• [WRITTEN INSTRUCTION]: Repeat every line of the entries below without any change, leaving out the pictures.

======

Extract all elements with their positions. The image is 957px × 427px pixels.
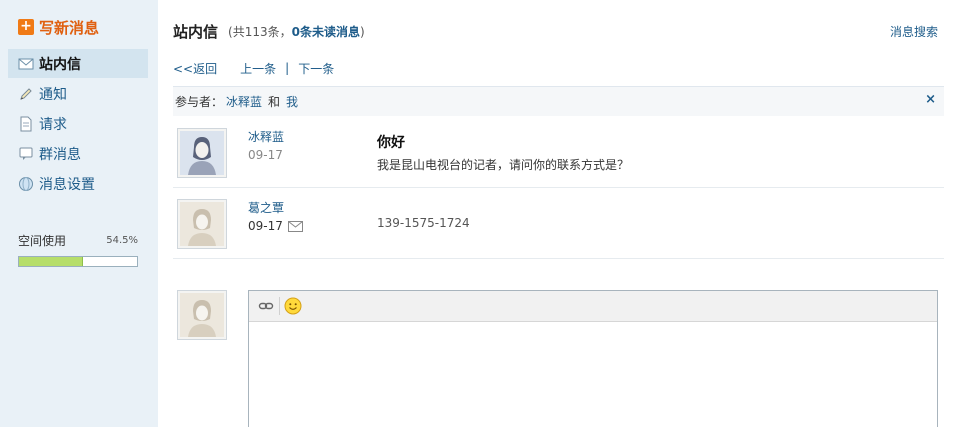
toolbar-divider <box>279 297 280 315</box>
space-usage-percent: 54.5% <box>106 235 138 246</box>
message-date: 09-17 <box>248 148 283 162</box>
compose-label: 写新消息 <box>39 18 100 37</box>
space-usage-bar <box>18 256 138 267</box>
link-icon[interactable] <box>256 296 276 316</box>
unread-count: 0条未读消息 <box>291 24 360 39</box>
pencil-icon <box>18 86 34 102</box>
sender-link[interactable]: 冰释蓝 <box>248 128 284 145</box>
message-date: 09-17 <box>248 219 303 233</box>
reply-editor <box>248 290 938 427</box>
space-usage-label: 空间使用 <box>18 234 67 248</box>
prev-link[interactable]: 上一条 <box>240 60 276 77</box>
sidebar-nav: 站内信 通知 请求 群消息 消息设置 <box>8 49 148 199</box>
globe-settings-icon <box>18 176 34 192</box>
reply-section <box>173 290 944 427</box>
space-usage-fill <box>19 257 84 266</box>
sidebar: + 写新消息 站内信 通知 请求 群消息 消息设置 空间使用 54.5% <box>0 0 158 427</box>
sidebar-item-group-messages[interactable]: 群消息 <box>8 139 148 168</box>
compose-message-button[interactable]: + 写新消息 <box>18 16 99 38</box>
message-subject: 你好 <box>377 135 405 151</box>
participant-link[interactable]: 我 <box>286 93 298 110</box>
sidebar-item-inbox[interactable]: 站内信 <box>8 49 148 78</box>
message-toolbar: <<返回 上一条 | 下一条 <box>173 60 334 76</box>
message-body: 139-1575-1724 <box>377 216 470 230</box>
participants-conjunction: 和 <box>268 95 281 109</box>
sender-link[interactable]: 葛之覃 <box>248 199 284 216</box>
envelope-icon <box>18 56 34 72</box>
message-search-link[interactable]: 消息搜索 <box>890 23 938 40</box>
chat-bubble-icon <box>18 146 34 162</box>
sidebar-item-label: 站内信 <box>39 56 81 73</box>
smiley-icon[interactable] <box>283 296 303 316</box>
main-content: 站内信 (共113条，0条未读消息) 消息搜索 <<返回 上一条 | 下一条 参… <box>173 0 944 427</box>
plus-icon: + <box>18 19 34 35</box>
close-icon[interactable]: × <box>925 92 936 107</box>
sidebar-item-requests[interactable]: 请求 <box>8 109 148 138</box>
document-icon <box>18 116 34 132</box>
sidebar-item-notifications[interactable]: 通知 <box>8 79 148 108</box>
page-title: 站内信 <box>173 22 219 41</box>
avatar[interactable] <box>177 128 227 178</box>
sidebar-item-label: 群消息 <box>39 146 81 163</box>
reply-textarea[interactable] <box>249 322 937 427</box>
avatar <box>177 290 227 340</box>
editor-toolbar <box>249 291 937 322</box>
sidebar-item-label: 通知 <box>39 86 67 103</box>
sidebar-item-label: 消息设置 <box>39 176 95 193</box>
message-body: 我是昆山电视台的记者，请问你的联系方式是？ <box>377 158 630 172</box>
avatar[interactable] <box>177 199 227 249</box>
sidebar-item-settings[interactable]: 消息设置 <box>8 169 148 198</box>
sidebar-item-label: 请求 <box>39 116 67 133</box>
envelope-icon <box>287 220 303 232</box>
back-link[interactable]: <<返回 <box>173 60 217 77</box>
header: 站内信 (共113条，0条未读消息) 消息搜索 <box>173 20 944 42</box>
next-link[interactable]: 下一条 <box>298 60 334 77</box>
participant-link[interactable]: 冰释蓝 <box>226 93 262 110</box>
message-count: (共113条，0条未读消息) <box>228 24 365 39</box>
participants-prefix: 参与者： <box>175 95 224 109</box>
message-item: 冰释蓝 09-17 你好 我是昆山电视台的记者，请问你的联系方式是？ <box>173 118 944 188</box>
separator: | <box>285 61 290 75</box>
participants-bar: 参与者： 冰释蓝 和 我 × <box>173 86 944 116</box>
message-item: 葛之覃 09-17 139-1575-1724 <box>173 189 944 259</box>
space-usage: 空间使用 54.5% <box>18 232 138 267</box>
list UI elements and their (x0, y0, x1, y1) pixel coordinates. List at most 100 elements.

======

• [TASK OUTPUT]:
Extract all elements with their positions. The image is 957px × 427px pixels.
toolbar-divider <box>279 297 280 315</box>
space-usage-percent: 54.5% <box>106 235 138 246</box>
message-date: 09-17 <box>248 148 283 162</box>
compose-label: 写新消息 <box>39 18 100 37</box>
space-usage-bar <box>18 256 138 267</box>
link-icon[interactable] <box>256 296 276 316</box>
unread-count: 0条未读消息 <box>291 24 360 39</box>
pencil-icon <box>18 86 34 102</box>
sender-link[interactable]: 冰释蓝 <box>248 128 284 145</box>
message-date: 09-17 <box>248 219 303 233</box>
reply-editor <box>248 290 938 427</box>
space-usage-label: 空间使用 <box>18 234 67 248</box>
prev-link[interactable]: 上一条 <box>240 60 276 77</box>
sidebar-nav: 站内信 通知 请求 群消息 消息设置 <box>8 49 148 199</box>
globe-settings-icon <box>18 176 34 192</box>
reply-section <box>173 290 944 427</box>
space-usage-fill <box>19 257 84 266</box>
sidebar: + 写新消息 站内信 通知 请求 群消息 消息设置 空间使用 54.5% <box>0 0 158 427</box>
sidebar-item-group-messages[interactable]: 群消息 <box>8 139 148 168</box>
compose-message-button[interactable]: + 写新消息 <box>18 16 99 38</box>
message-subject: 你好 <box>377 135 405 151</box>
participant-link[interactable]: 我 <box>286 93 298 110</box>
sidebar-item-inbox[interactable]: 站内信 <box>8 49 148 78</box>
message-toolbar: <<返回 上一条 | 下一条 <box>173 60 334 76</box>
message-body: 139-1575-1724 <box>377 216 470 230</box>
participants-conjunction: 和 <box>268 95 281 109</box>
sender-link[interactable]: 葛之覃 <box>248 199 284 216</box>
envelope-icon <box>18 56 34 72</box>
message-search-link[interactable]: 消息搜索 <box>890 23 938 40</box>
chat-bubble-icon <box>18 146 34 162</box>
sidebar-item-label: 站内信 <box>39 56 81 73</box>
smiley-icon[interactable] <box>283 296 303 316</box>
main-content: 站内信 (共113条，0条未读消息) 消息搜索 <<返回 上一条 | 下一条 参… <box>173 0 944 427</box>
plus-icon: + <box>18 19 34 35</box>
close-icon[interactable]: × <box>925 92 936 107</box>
sidebar-item-requests[interactable]: 请求 <box>8 109 148 138</box>
document-icon <box>18 116 34 132</box>
sidebar-item-notifications[interactable]: 通知 <box>8 79 148 108</box>
page-title: 站内信 <box>173 22 219 41</box>
avatar[interactable] <box>177 128 227 178</box>
sidebar-item-label: 群消息 <box>39 146 81 163</box>
reply-textarea[interactable] <box>249 322 937 427</box>
avatar <box>177 290 227 340</box>
editor-toolbar <box>249 291 937 322</box>
sidebar-item-label: 通知 <box>39 86 67 103</box>
sidebar-item-label: 消息设置 <box>39 176 95 193</box>
message-body: 我是昆山电视台的记者，请问你的联系方式是？ <box>377 158 630 172</box>
avatar[interactable] <box>177 199 227 249</box>
sidebar-item-settings[interactable]: 消息设置 <box>8 169 148 198</box>
sidebar-item-label: 请求 <box>39 116 67 133</box>
envelope-icon <box>287 220 303 232</box>
back-link[interactable]: <<返回 <box>173 60 217 77</box>
header: 站内信 (共113条，0条未读消息) 消息搜索 <box>173 20 944 42</box>
next-link[interactable]: 下一条 <box>298 60 334 77</box>
participant-link[interactable]: 冰释蓝 <box>226 93 262 110</box>
message-count: (共113条，0条未读消息) <box>228 24 365 39</box>
participants-prefix: 参与者： <box>175 95 224 109</box>
message-item: 冰释蓝 09-17 你好 我是昆山电视台的记者，请问你的联系方式是？ <box>173 118 944 188</box>
separator: | <box>285 61 290 75</box>
participants-bar: 参与者： 冰释蓝 和 我 × <box>173 86 944 116</box>
message-item: 葛之覃 09-17 139-1575-1724 <box>173 189 944 259</box>
space-usage: 空间使用 54.5% <box>18 232 138 267</box>
list UI elements and their (x0, y0, x1, y1) pixel coordinates. List at most 100 elements.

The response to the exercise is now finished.